→ **What you will do**: Look through the entries below and report how many lines hold the string "permission". Only the number is wanted.
+--
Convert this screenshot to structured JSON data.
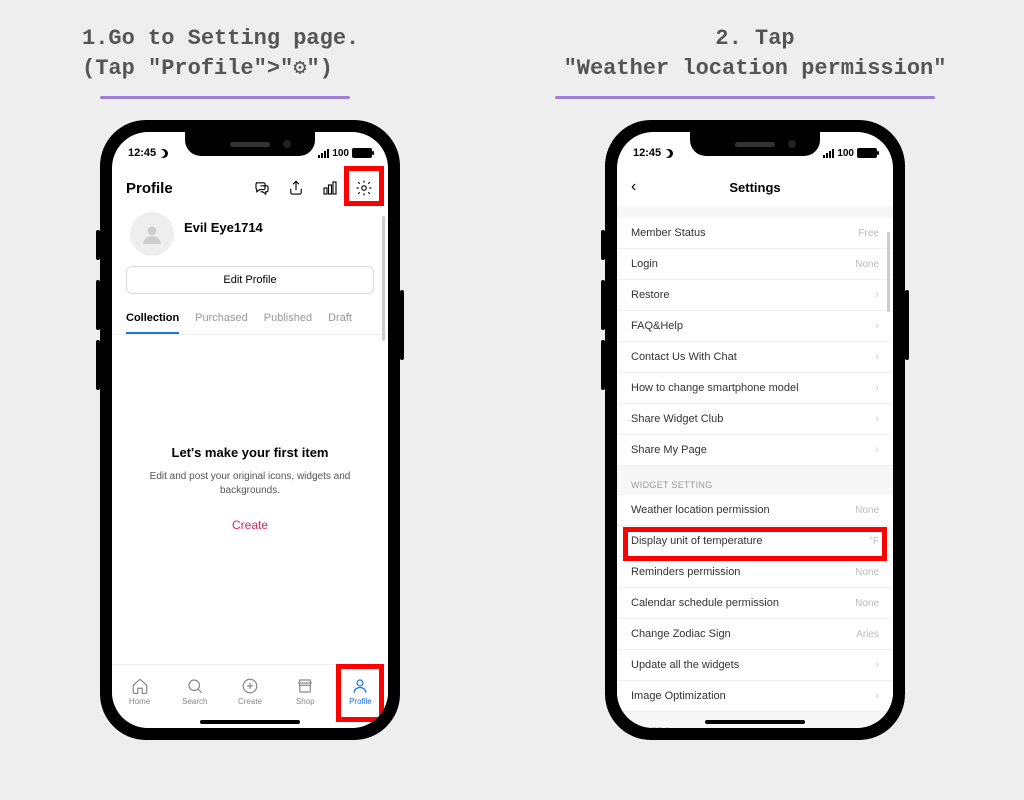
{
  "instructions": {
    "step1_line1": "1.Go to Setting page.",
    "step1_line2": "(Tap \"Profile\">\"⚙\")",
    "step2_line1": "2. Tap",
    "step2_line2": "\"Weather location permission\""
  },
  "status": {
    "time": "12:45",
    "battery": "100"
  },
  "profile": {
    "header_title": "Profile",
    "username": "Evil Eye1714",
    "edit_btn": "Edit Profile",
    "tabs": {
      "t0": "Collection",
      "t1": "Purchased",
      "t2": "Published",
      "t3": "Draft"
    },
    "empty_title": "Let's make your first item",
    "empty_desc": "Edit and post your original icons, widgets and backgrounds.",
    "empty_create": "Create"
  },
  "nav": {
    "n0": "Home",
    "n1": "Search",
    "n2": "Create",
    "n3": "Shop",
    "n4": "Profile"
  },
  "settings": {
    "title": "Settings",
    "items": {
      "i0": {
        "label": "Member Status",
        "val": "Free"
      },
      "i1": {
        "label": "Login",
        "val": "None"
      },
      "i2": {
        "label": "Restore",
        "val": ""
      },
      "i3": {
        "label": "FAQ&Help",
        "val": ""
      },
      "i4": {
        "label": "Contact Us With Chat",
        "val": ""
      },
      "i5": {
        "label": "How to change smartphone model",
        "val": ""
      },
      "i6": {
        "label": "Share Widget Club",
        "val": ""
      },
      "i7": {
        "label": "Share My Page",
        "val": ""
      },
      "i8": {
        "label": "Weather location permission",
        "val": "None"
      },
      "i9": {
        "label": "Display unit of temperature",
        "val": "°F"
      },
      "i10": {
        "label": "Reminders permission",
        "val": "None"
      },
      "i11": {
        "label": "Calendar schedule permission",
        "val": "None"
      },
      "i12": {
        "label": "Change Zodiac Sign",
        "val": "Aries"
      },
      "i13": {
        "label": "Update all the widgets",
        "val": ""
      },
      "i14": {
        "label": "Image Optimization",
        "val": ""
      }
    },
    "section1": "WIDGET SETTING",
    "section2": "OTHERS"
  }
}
+--
→ **Response below**: 4